▸ Список заданий
- 1) Ответьте по отрывку на вопросы:
(а) Что сделали гребцы в самом начале отрывка?
(б) Сколько вёрст, по словам одного из гребцов, оставалось до Соловков?
(в) В котором часу выехали из Кеми?
- 2) Обновите отрывок от слов «Гребцы перекрестились.» до слов «дело, скорее доедем.», поставив «погода» вместо «погодка».

▸ Фрагмент документа
Гребцы перекрестились.

— Соловки видны! — был их ответ на мой спрос.

— Вёрст ещё тридцать будет до них, — заметил один.

— Будет, беспременно будет, — отвечал другой.

— Часам к десяти вечера, надо быть, будем! (Мы выехали из Кеми в три часа пополудни.)

— А пожалуй, что и будем!..

— Как не быть, коли всё такая погодка потянет. Берись-ка, братцы, за вёсла, скорей пойдет дело, скорее доедем.

▸ Исходные данные
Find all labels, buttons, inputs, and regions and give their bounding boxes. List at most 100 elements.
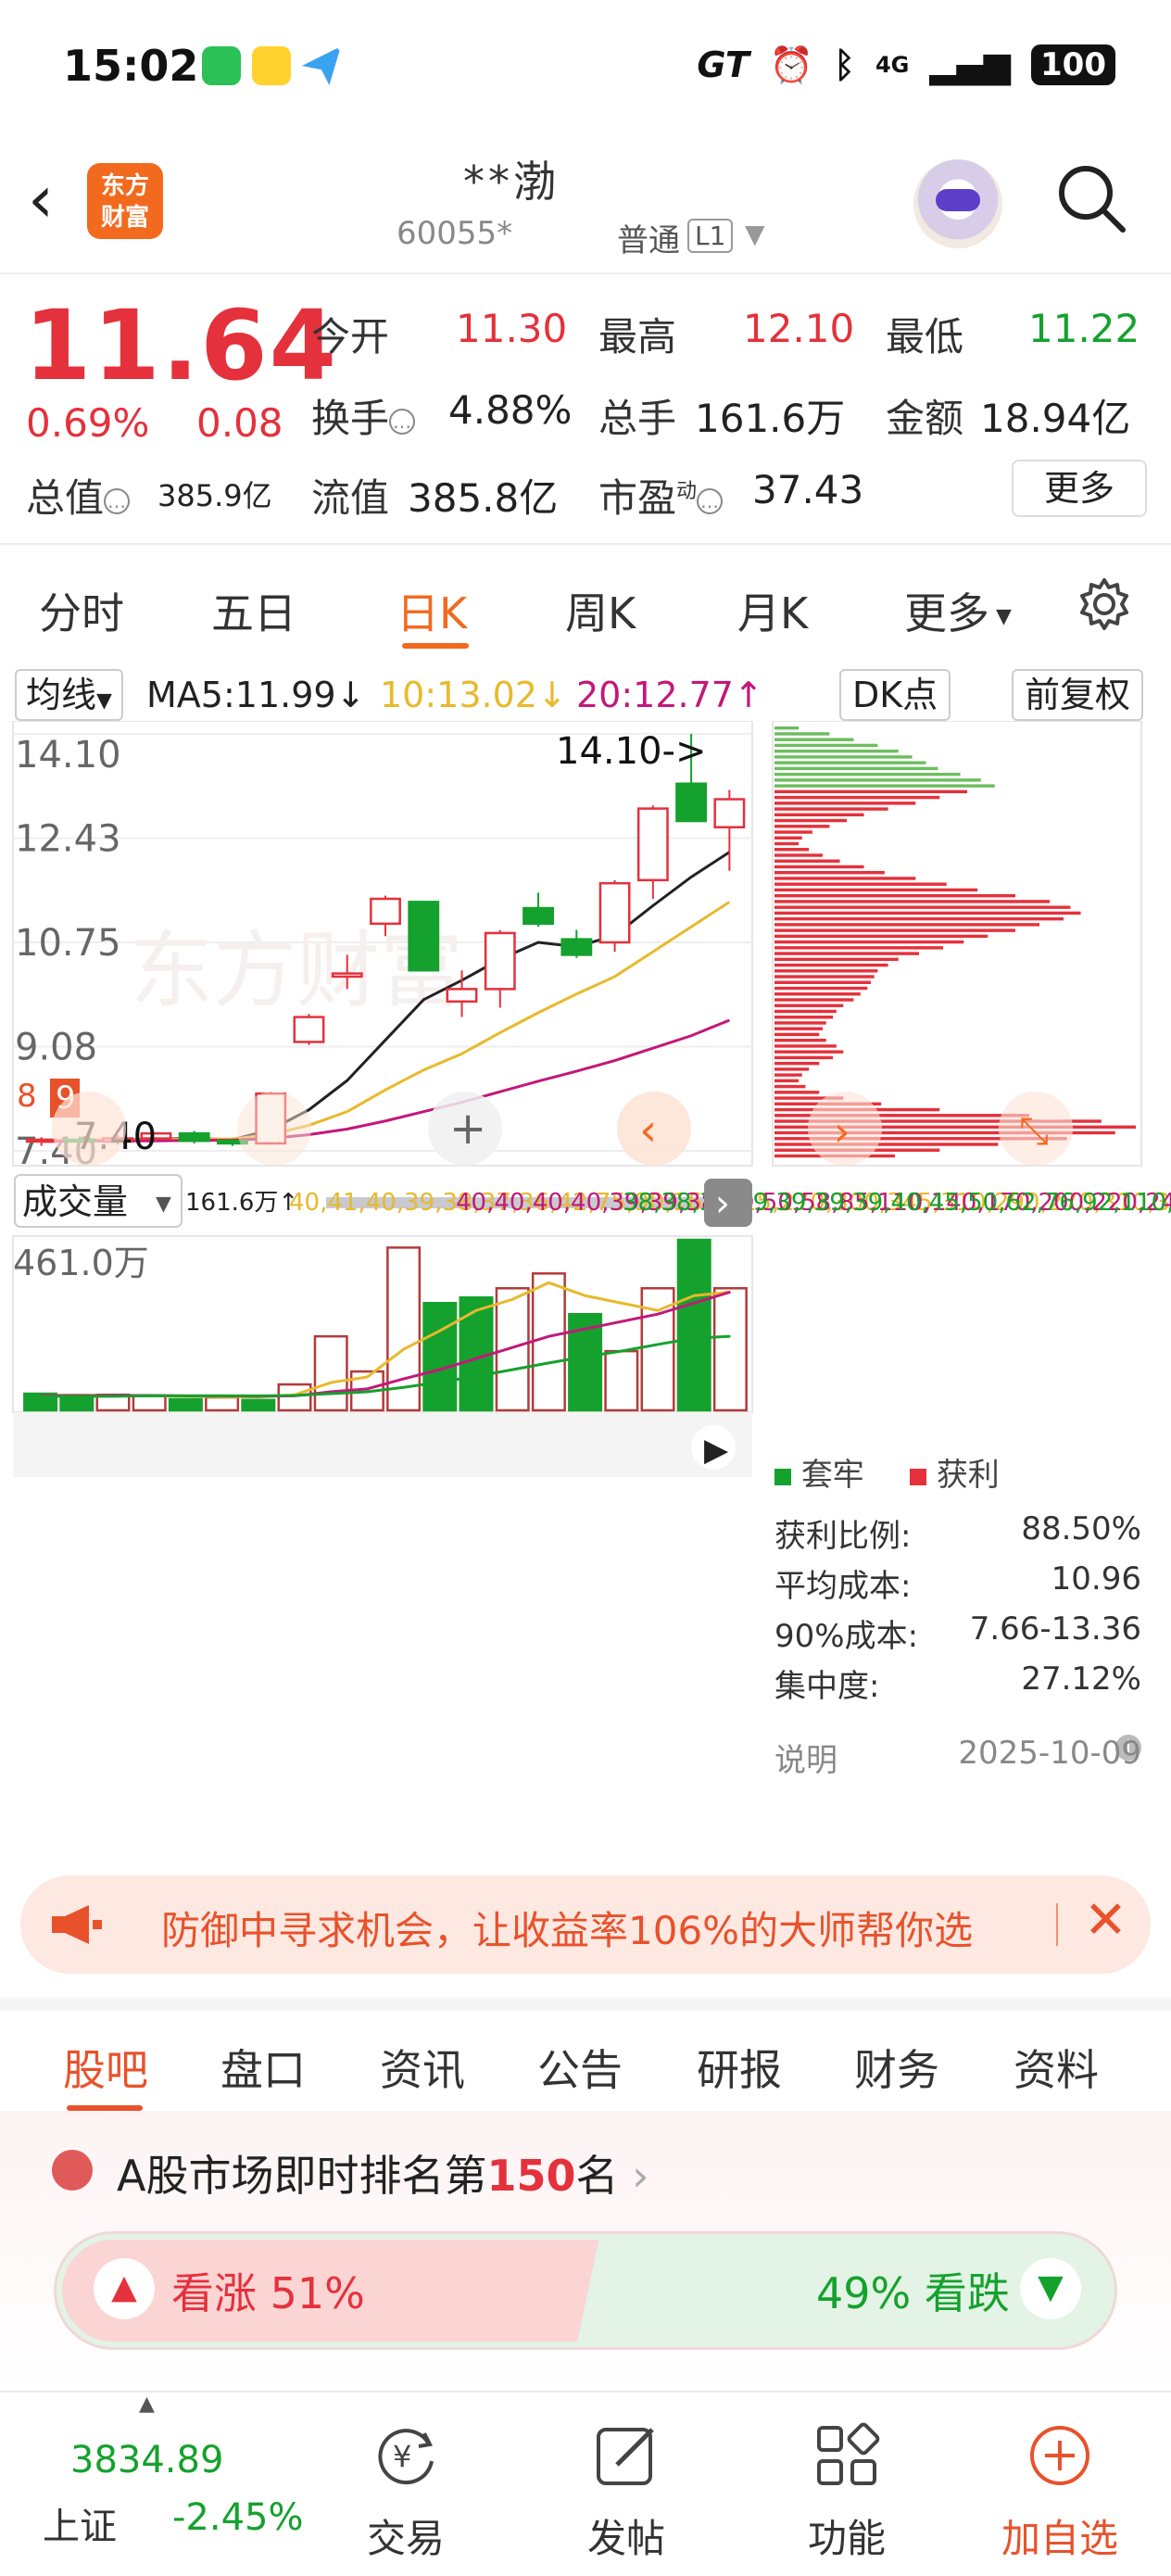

▸ Ответы к упражнению
- 1)
(а) Перекрестились.
(б) Ещё вёрст тридцать.
(в) В три часа пополудни.

- 2)
Гребцы перекрестились.

— Соловки видны! — был их ответ на мой спрос.

— Вёрст ещё тридцать будет до них, — заметил один.

— Будет, беспременно будет, — отвечал другой.

— Часам к десяти вечера, надо быть, будем! (Мы выехали из Кеми в три часа пополудни.)

— А пожалуй, что и будем!..

— Как не быть, коли всё такая погода потянет. Берись-ка, братцы, за вёсла, скорей пойдет дело, скорее доедем.